Records from a collection:
--- Begin ---
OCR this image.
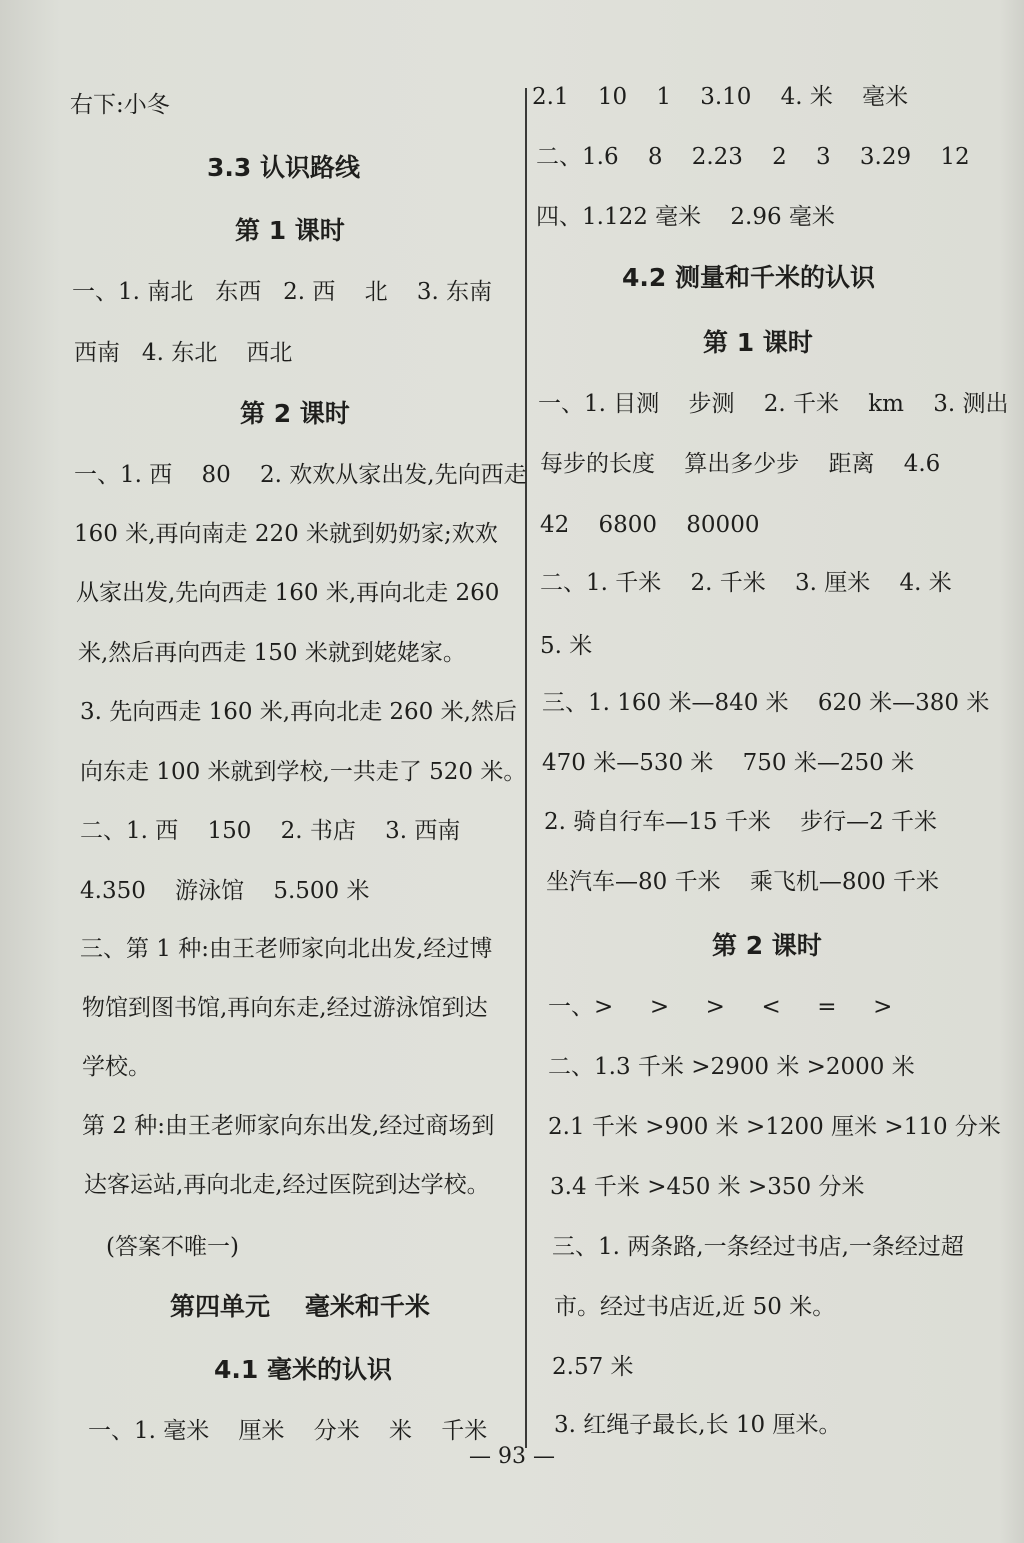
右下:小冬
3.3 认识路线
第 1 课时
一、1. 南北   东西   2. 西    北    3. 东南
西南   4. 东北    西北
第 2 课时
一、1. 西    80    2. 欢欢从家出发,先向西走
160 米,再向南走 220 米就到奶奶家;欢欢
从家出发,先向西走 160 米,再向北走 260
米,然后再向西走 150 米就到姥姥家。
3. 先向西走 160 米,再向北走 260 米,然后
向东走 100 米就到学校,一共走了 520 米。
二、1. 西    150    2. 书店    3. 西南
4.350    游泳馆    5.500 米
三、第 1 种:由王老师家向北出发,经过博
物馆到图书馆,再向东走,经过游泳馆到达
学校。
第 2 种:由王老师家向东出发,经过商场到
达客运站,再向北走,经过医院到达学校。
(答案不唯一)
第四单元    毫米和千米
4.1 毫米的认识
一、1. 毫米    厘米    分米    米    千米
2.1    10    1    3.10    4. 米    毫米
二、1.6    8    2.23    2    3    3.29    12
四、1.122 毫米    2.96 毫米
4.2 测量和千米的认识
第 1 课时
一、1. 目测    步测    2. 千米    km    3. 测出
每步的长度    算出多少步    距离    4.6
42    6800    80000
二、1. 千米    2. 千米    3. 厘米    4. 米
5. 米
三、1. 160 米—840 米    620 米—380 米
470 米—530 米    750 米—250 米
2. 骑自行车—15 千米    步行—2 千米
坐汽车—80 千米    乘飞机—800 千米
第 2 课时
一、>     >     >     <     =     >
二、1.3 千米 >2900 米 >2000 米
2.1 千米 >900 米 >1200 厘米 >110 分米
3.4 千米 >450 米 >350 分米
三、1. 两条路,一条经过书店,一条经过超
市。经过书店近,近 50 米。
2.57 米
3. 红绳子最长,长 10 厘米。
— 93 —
--- End ---
• _WHAT NEEDS TO BE DONE_: Each entry gets copied exactly; the pictures stay out.

• _COMPLETE ANSWER_:
OCR this image.
右下:小冬
3.3 认识路线
第 1 课时
一、1. 南北   东西   2. 西    北    3. 东南
西南   4. 东北    西北
第 2 课时
一、1. 西    80    2. 欢欢从家出发,先向西走
160 米,再向南走 220 米就到奶奶家;欢欢
从家出发,先向西走 160 米,再向北走 260
米,然后再向西走 150 米就到姥姥家。
3. 先向西走 160 米,再向北走 260 米,然后
向东走 100 米就到学校,一共走了 520 米。
二、1. 西    150    2. 书店    3. 西南
4.350    游泳馆    5.500 米
三、第 1 种:由王老师家向北出发,经过博
物馆到图书馆,再向东走,经过游泳馆到达
学校。
第 2 种:由王老师家向东出发,经过商场到
达客运站,再向北走,经过医院到达学校。
(答案不唯一)
第四单元    毫米和千米
4.1 毫米的认识
一、1. 毫米    厘米    分米    米    千米
2.1    10    1    3.10    4. 米    毫米
二、1.6    8    2.23    2    3    3.29    12
四、1.122 毫米    2.96 毫米
4.2 测量和千米的认识
第 1 课时
一、1. 目测    步测    2. 千米    km    3. 测出
每步的长度    算出多少步    距离    4.6
42    6800    80000
二、1. 千米    2. 千米    3. 厘米    4. 米
5. 米
三、1. 160 米—840 米    620 米—380 米
470 米—530 米    750 米—250 米
2. 骑自行车—15 千米    步行—2 千米
坐汽车—80 千米    乘飞机—800 千米
第 2 课时
一、>     >     >     <     =     >
二、1.3 千米 >2900 米 >2000 米
2.1 千米 >900 米 >1200 厘米 >110 分米
3.4 千米 >450 米 >350 分米
三、1. 两条路,一条经过书店,一条经过超
市。经过书店近,近 50 米。
2.57 米
3. 红绳子最长,长 10 厘米。
— 93 —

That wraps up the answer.